Set out every line of the material below as a numbered list, skipping any blank lines and leaving the pictures out.

* * *

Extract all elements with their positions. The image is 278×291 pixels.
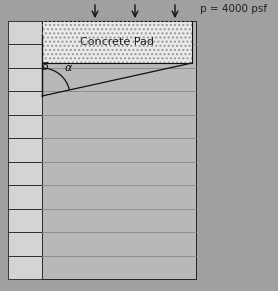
Bar [8, 45, 42, 68]
Bar [8, 115, 42, 138]
Text: p = 4000 psf: p = 4000 psf [200, 4, 267, 14]
Bar [8, 21, 42, 45]
Bar [8, 185, 42, 209]
Text: Concrete Pad: Concrete Pad [80, 37, 154, 47]
Bar [8, 91, 42, 115]
Bar [8, 255, 42, 279]
Bar [8, 162, 42, 185]
Bar [8, 138, 42, 162]
Bar [42, 21, 196, 279]
Bar [42, 21, 192, 63]
Bar [8, 68, 42, 91]
Bar [42, 21, 192, 63]
Bar [8, 209, 42, 232]
Bar [8, 232, 42, 255]
Text: δ: δ [42, 62, 49, 72]
Text: α: α [64, 63, 72, 73]
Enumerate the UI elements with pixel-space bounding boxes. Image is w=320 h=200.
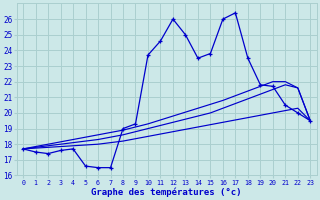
X-axis label: Graphe des températures (°c): Graphe des températures (°c) (92, 187, 242, 197)
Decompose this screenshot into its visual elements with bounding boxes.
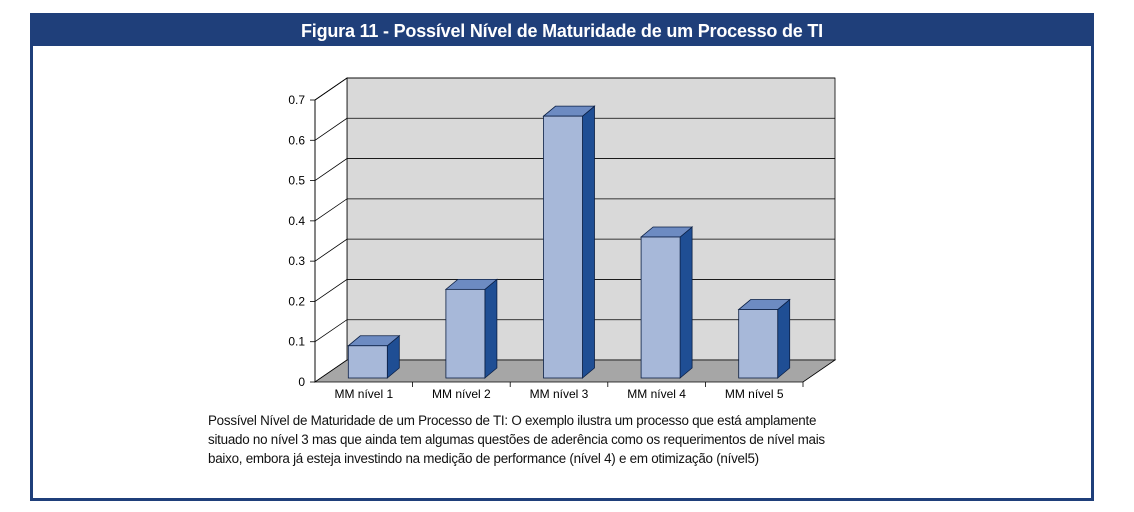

* * *

## COMPLETED TASK
1. Extract all elements with their positions. The image is 278×291 pixels.
2. Bar [8, 45, 42, 68]
3. Bar [8, 115, 42, 138]
4. Text: p = 4000 psf: p = 4000 psf [200, 4, 267, 14]
5. Bar [8, 21, 42, 45]
6. Bar [8, 185, 42, 209]
7. Text: Concrete Pad: Concrete Pad [80, 37, 154, 47]
8. Bar [8, 91, 42, 115]
9. Bar [8, 255, 42, 279]
10. Bar [8, 162, 42, 185]
11. Bar [8, 138, 42, 162]
12. Bar [42, 21, 196, 279]
13. Bar [42, 21, 192, 63]
14. Bar [8, 68, 42, 91]
15. Bar [42, 21, 192, 63]
16. Bar [8, 209, 42, 232]
17. Bar [8, 232, 42, 255]
18. Text: δ: δ [42, 62, 49, 72]
19. Text: α: α [64, 63, 72, 73]
20. Enumerate the UI elements with pixel-space bounding boxes. Image is w=320 h=200.
21. X-axis label: Graphe des températures (°c): Graphe des températures (°c) (92, 187, 242, 197)
22. Decompose this screenshot into its visual elements with bounding boxes.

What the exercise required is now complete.